> _EXERCISE BRIEF_
Skip the images. Copy the records exactly as written.

* Begin RECORDS PROVIDED *

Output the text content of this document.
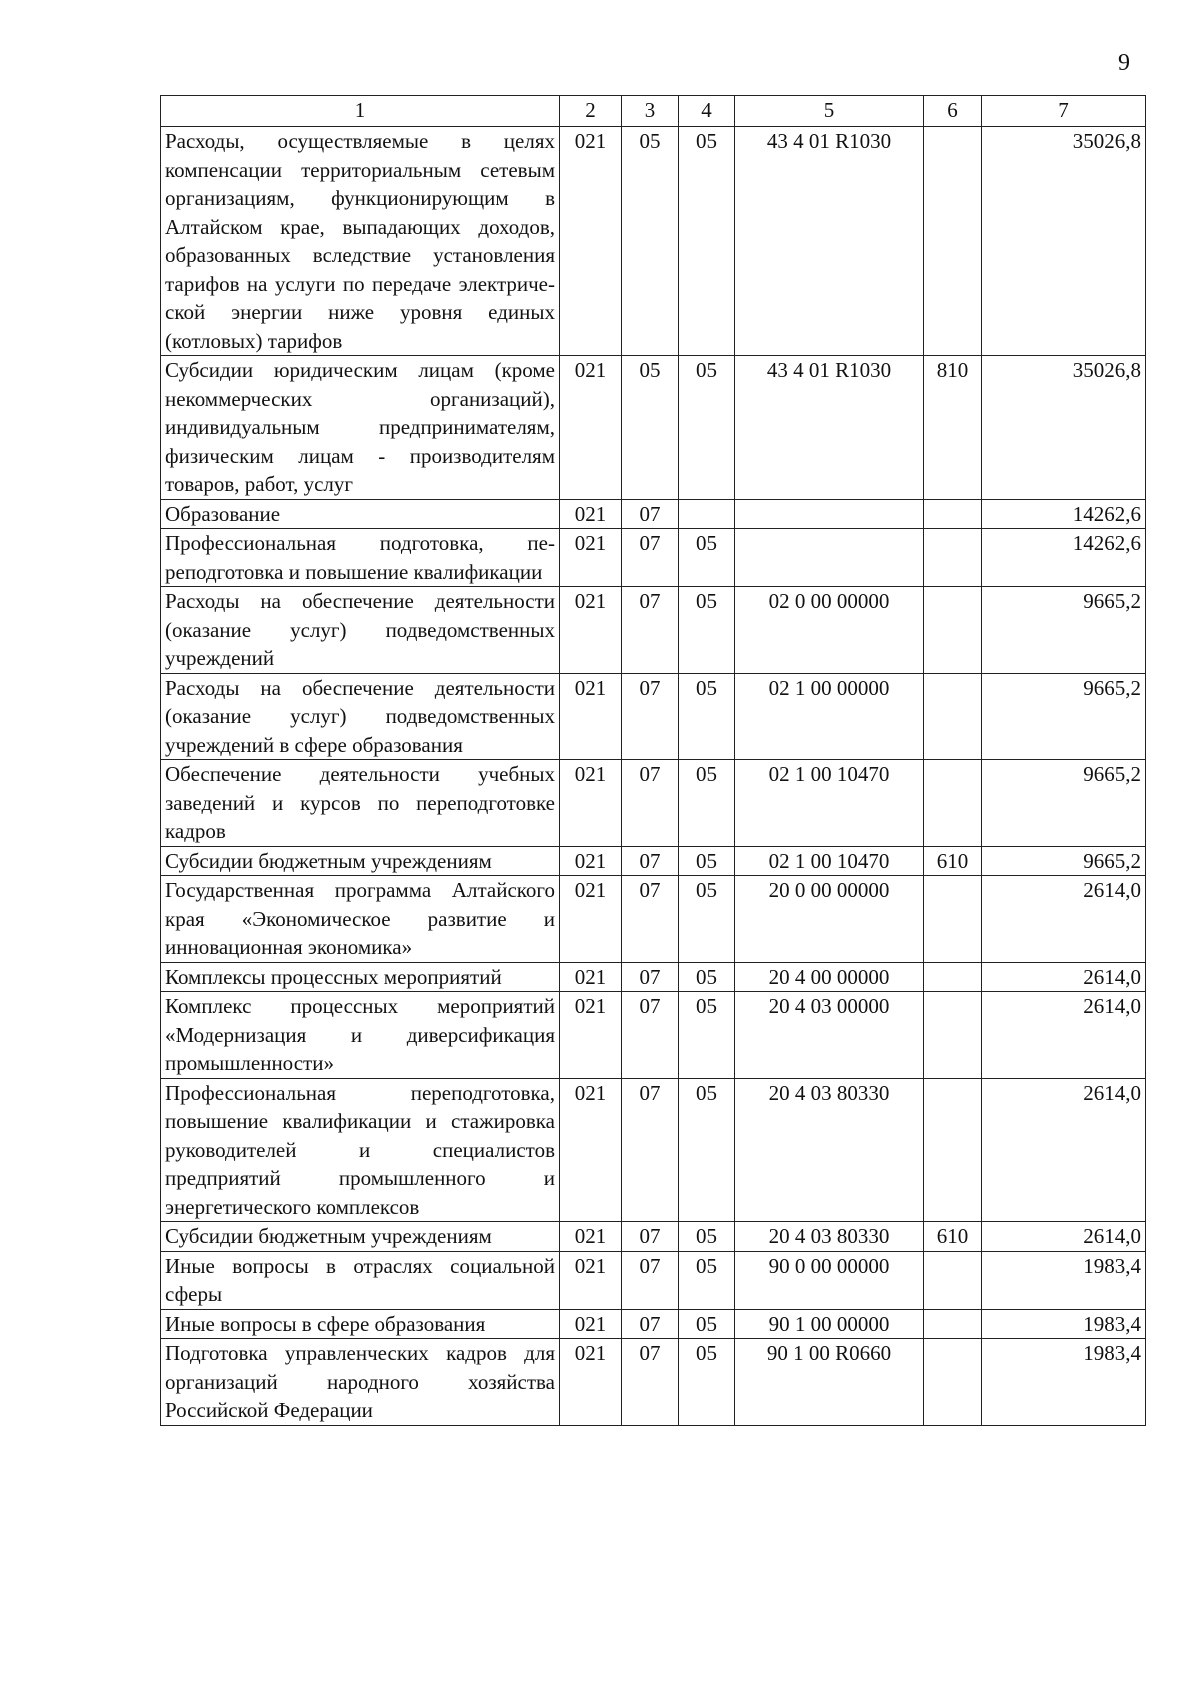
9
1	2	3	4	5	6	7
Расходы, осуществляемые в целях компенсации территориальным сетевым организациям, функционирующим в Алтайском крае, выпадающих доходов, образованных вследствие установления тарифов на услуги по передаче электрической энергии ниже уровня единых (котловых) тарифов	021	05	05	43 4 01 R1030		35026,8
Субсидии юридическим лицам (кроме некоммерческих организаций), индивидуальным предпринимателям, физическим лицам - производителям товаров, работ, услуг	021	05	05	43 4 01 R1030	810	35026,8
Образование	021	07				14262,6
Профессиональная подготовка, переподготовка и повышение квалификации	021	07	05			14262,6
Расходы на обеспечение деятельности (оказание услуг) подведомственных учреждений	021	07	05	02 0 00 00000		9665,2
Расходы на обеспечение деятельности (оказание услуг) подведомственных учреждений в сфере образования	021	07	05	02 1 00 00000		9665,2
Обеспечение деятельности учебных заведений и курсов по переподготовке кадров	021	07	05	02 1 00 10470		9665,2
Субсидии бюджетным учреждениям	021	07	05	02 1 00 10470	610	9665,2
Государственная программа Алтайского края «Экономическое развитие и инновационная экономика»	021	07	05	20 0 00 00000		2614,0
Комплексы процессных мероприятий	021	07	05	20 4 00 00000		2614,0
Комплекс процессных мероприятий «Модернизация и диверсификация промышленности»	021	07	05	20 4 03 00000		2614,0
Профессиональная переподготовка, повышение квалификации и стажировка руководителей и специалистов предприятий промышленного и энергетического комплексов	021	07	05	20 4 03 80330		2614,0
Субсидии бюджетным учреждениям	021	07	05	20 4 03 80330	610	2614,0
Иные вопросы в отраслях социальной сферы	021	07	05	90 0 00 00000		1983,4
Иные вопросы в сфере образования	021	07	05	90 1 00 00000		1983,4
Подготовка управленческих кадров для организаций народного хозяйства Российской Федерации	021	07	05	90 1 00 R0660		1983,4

* End RECORDS PROVIDED *

> _SOLUTION_
Output the text content of this document.
9
1	2	3	4	5	6	7
Расходы, осуществляемые в целях компенсации территориальным сетевым организациям, функционирующим в Алтайском крае, выпадающих доходов, образованных вследствие установления тарифов на услуги по передаче электрической энергии ниже уровня единых (котловых) тарифов	021	05	05	43 4 01 R1030		35026,8
Субсидии юридическим лицам (кроме некоммерческих организаций), индивидуальным предпринимателям, физическим лицам - производителям товаров, работ, услуг	021	05	05	43 4 01 R1030	810	35026,8
Образование	021	07				14262,6
Профессиональная подготовка, переподготовка и повышение квалификации	021	07	05			14262,6
Расходы на обеспечение деятельности (оказание услуг) подведомственных учреждений	021	07	05	02 0 00 00000		9665,2
Расходы на обеспечение деятельности (оказание услуг) подведомственных учреждений в сфере образования	021	07	05	02 1 00 00000		9665,2
Обеспечение деятельности учебных заведений и курсов по переподготовке кадров	021	07	05	02 1 00 10470		9665,2
Субсидии бюджетным учреждениям	021	07	05	02 1 00 10470	610	9665,2
Государственная программа Алтайского края «Экономическое развитие и инновационная экономика»	021	07	05	20 0 00 00000		2614,0
Комплексы процессных мероприятий	021	07	05	20 4 00 00000		2614,0
Комплекс процессных мероприятий «Модернизация и диверсификация промышленности»	021	07	05	20 4 03 00000		2614,0
Профессиональная переподготовка, повышение квалификации и стажировка руководителей и специалистов предприятий промышленного и энергетического комплексов	021	07	05	20 4 03 80330		2614,0
Субсидии бюджетным учреждениям	021	07	05	20 4 03 80330	610	2614,0
Иные вопросы в отраслях социальной сферы	021	07	05	90 0 00 00000		1983,4
Иные вопросы в сфере образования	021	07	05	90 1 00 00000		1983,4
Подготовка управленческих кадров для организаций народного хозяйства Российской Федерации	021	07	05	90 1 00 R0660		1983,4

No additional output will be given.